WHAT THE TASK ASKS
Extract from the listing each line in which the word "JSON" appears.

══════

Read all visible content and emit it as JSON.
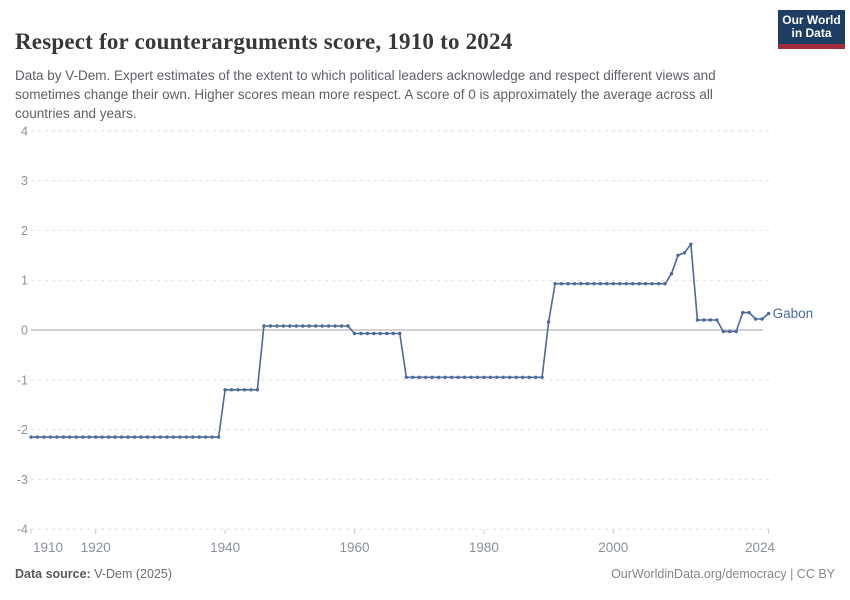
{
  "header": {
    "title": "Respect for counterarguments score, 1910 to 2024",
    "subtitle": "Data by V-Dem. Expert estimates of the extent to which political leaders acknowledge and respect different views and sometimes change their own. Higher scores mean more respect. A score of 0 is approximately the average across all countries and years.",
    "logo": {
      "line1": "Our World",
      "line2": "in Data"
    }
  },
  "chart_data": {
    "type": "line",
    "title": "Respect for counterarguments score, 1910 to 2024",
    "entity_label": "Gabon",
    "xlabel": "",
    "ylabel": "",
    "xlim": [
      1910,
      2024
    ],
    "ylim": [
      -4,
      4
    ],
    "x_ticks": [
      1910,
      1920,
      1940,
      1960,
      1980,
      2000,
      2024
    ],
    "y_ticks": [
      4,
      3,
      2,
      1,
      0,
      -1,
      -2,
      -3,
      -4
    ],
    "grid": "horizontal dashed gridlines, solid gray zero line, point marker on every year",
    "legend_position": "label at end of line",
    "series": [
      {
        "name": "Gabon",
        "color": "#4c6a9c",
        "segments": [
          {
            "from": 1910,
            "to": 1939,
            "value": -2.15
          },
          {
            "from": 1940,
            "to": 1945,
            "value": -1.2
          },
          {
            "from": 1946,
            "to": 1959,
            "value": 0.08
          },
          {
            "from": 1960,
            "to": 1967,
            "value": -0.07
          },
          {
            "from": 1968,
            "to": 1989,
            "value": -0.95
          },
          {
            "from": 1990,
            "to": 1990,
            "value": 0.16
          },
          {
            "from": 1991,
            "to": 2008,
            "value": 0.93
          },
          {
            "from": 2009,
            "to": 2009,
            "value": 1.13
          },
          {
            "from": 2010,
            "to": 2010,
            "value": 1.5
          },
          {
            "from": 2011,
            "to": 2011,
            "value": 1.55
          },
          {
            "from": 2012,
            "to": 2012,
            "value": 1.72
          },
          {
            "from": 2013,
            "to": 2016,
            "value": 0.2
          },
          {
            "from": 2017,
            "to": 2019,
            "value": -0.03
          },
          {
            "from": 2020,
            "to": 2021,
            "value": 0.35
          },
          {
            "from": 2022,
            "to": 2023,
            "value": 0.22
          },
          {
            "from": 2024,
            "to": 2024,
            "value": 0.33
          }
        ]
      }
    ],
    "colors": {
      "line": "#4c6a9c",
      "gridline": "#dcdee0",
      "zero_line": "#a5a5a5",
      "axis_text": "#8b9298",
      "tick_mark": "#c8c8c8"
    }
  },
  "footer": {
    "source_label": "Data source:",
    "source_value": " V-Dem (2025)",
    "attribution": "OurWorldinData.org/democracy | CC BY"
  }
}
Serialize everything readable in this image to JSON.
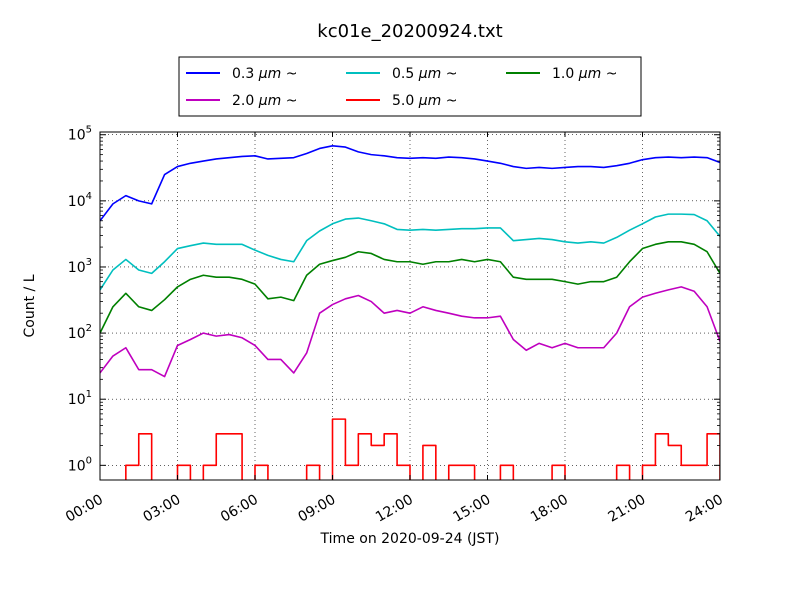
{
  "chart_data": {
    "type": "line",
    "title": "kc01e_20200924.txt",
    "xlabel": "Time on 2020-09-24 (JST)",
    "ylabel": "Count / L",
    "yscale": "log",
    "ylim": [
      0.6,
      110000
    ],
    "xlim": [
      "00:00",
      "24:00"
    ],
    "grid": true,
    "legend_position": "top (outside plot, 3 columns)",
    "x_tick_labels": [
      "00:00",
      "03:00",
      "06:00",
      "09:00",
      "12:00",
      "15:00",
      "18:00",
      "21:00",
      "24:00"
    ],
    "y_ticks": [
      {
        "value": 1,
        "base": "10",
        "exp": "0"
      },
      {
        "value": 10,
        "base": "10",
        "exp": "1"
      },
      {
        "value": 100,
        "base": "10",
        "exp": "2"
      },
      {
        "value": 1000,
        "base": "10",
        "exp": "3"
      },
      {
        "value": 10000,
        "base": "10",
        "exp": "4"
      },
      {
        "value": 100000,
        "base": "10",
        "exp": "5"
      }
    ],
    "x_hours": [
      0,
      0.5,
      1,
      1.5,
      2,
      2.5,
      3,
      3.5,
      4,
      4.5,
      5,
      5.5,
      6,
      6.5,
      7,
      7.5,
      8,
      8.5,
      9,
      9.5,
      10,
      10.5,
      11,
      11.5,
      12,
      12.5,
      13,
      13.5,
      14,
      14.5,
      15,
      15.5,
      16,
      16.5,
      17,
      17.5,
      18,
      18.5,
      19,
      19.5,
      20,
      20.5,
      21,
      21.5,
      22,
      22.5,
      23,
      23.5,
      24
    ],
    "series": [
      {
        "name": "0.3",
        "unit": "μm",
        "suffix": "~",
        "color": "#0000ff",
        "values": [
          5000,
          9000,
          12000,
          10000,
          9000,
          25000,
          33000,
          37000,
          40000,
          43000,
          45000,
          47000,
          48000,
          43000,
          44000,
          45000,
          52000,
          62000,
          68000,
          65000,
          55000,
          50000,
          48000,
          45000,
          44000,
          45000,
          44000,
          46000,
          45000,
          43000,
          40000,
          37000,
          33000,
          31000,
          32000,
          31000,
          32000,
          33000,
          33000,
          32000,
          34000,
          37000,
          42000,
          45000,
          46000,
          45000,
          46000,
          45000,
          38000
        ]
      },
      {
        "name": "0.5",
        "unit": "μm",
        "suffix": "~",
        "color": "#00bfbf",
        "values": [
          450,
          900,
          1300,
          900,
          800,
          1200,
          1900,
          2100,
          2300,
          2200,
          2200,
          2200,
          1800,
          1500,
          1300,
          1200,
          2500,
          3500,
          4500,
          5300,
          5500,
          5000,
          4500,
          3700,
          3600,
          3700,
          3600,
          3700,
          3800,
          3800,
          3900,
          3900,
          2500,
          2600,
          2700,
          2600,
          2400,
          2300,
          2400,
          2300,
          2800,
          3600,
          4500,
          5700,
          6300,
          6300,
          6200,
          5000,
          2900
        ]
      },
      {
        "name": "1.0",
        "unit": "μm",
        "suffix": "~",
        "color": "#008000",
        "values": [
          100,
          250,
          400,
          250,
          220,
          320,
          500,
          650,
          750,
          700,
          700,
          650,
          550,
          330,
          350,
          310,
          750,
          1100,
          1250,
          1400,
          1700,
          1600,
          1300,
          1200,
          1200,
          1100,
          1200,
          1200,
          1300,
          1200,
          1300,
          1200,
          700,
          650,
          650,
          650,
          600,
          550,
          600,
          600,
          700,
          1200,
          1900,
          2200,
          2400,
          2400,
          2200,
          1700,
          800
        ]
      },
      {
        "name": "2.0",
        "unit": "μm",
        "suffix": "~",
        "color": "#bf00bf",
        "values": [
          25,
          45,
          60,
          28,
          28,
          22,
          65,
          80,
          100,
          90,
          95,
          85,
          65,
          40,
          40,
          25,
          50,
          200,
          270,
          330,
          370,
          300,
          200,
          220,
          200,
          250,
          220,
          200,
          180,
          170,
          170,
          180,
          80,
          55,
          70,
          60,
          70,
          60,
          60,
          60,
          100,
          250,
          350,
          400,
          450,
          500,
          430,
          250,
          75
        ]
      },
      {
        "name": "5.0",
        "unit": "μm",
        "suffix": "~",
        "color": "#ff0000",
        "values": [
          0,
          0,
          1,
          3,
          0,
          0,
          1,
          0,
          1,
          3,
          3,
          0,
          1,
          0,
          0,
          0,
          1,
          0,
          5,
          1,
          3,
          2,
          3,
          1,
          0,
          2,
          0,
          1,
          1,
          0,
          0,
          1,
          0,
          0,
          0,
          1,
          0,
          0,
          0,
          0,
          1,
          0,
          1,
          3,
          2,
          1,
          1,
          3,
          0
        ]
      }
    ]
  }
}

══════

ANSWER TO THE TASK
Read all visible content and emit it as JSON.
Serialize everything readable in this image to JSON.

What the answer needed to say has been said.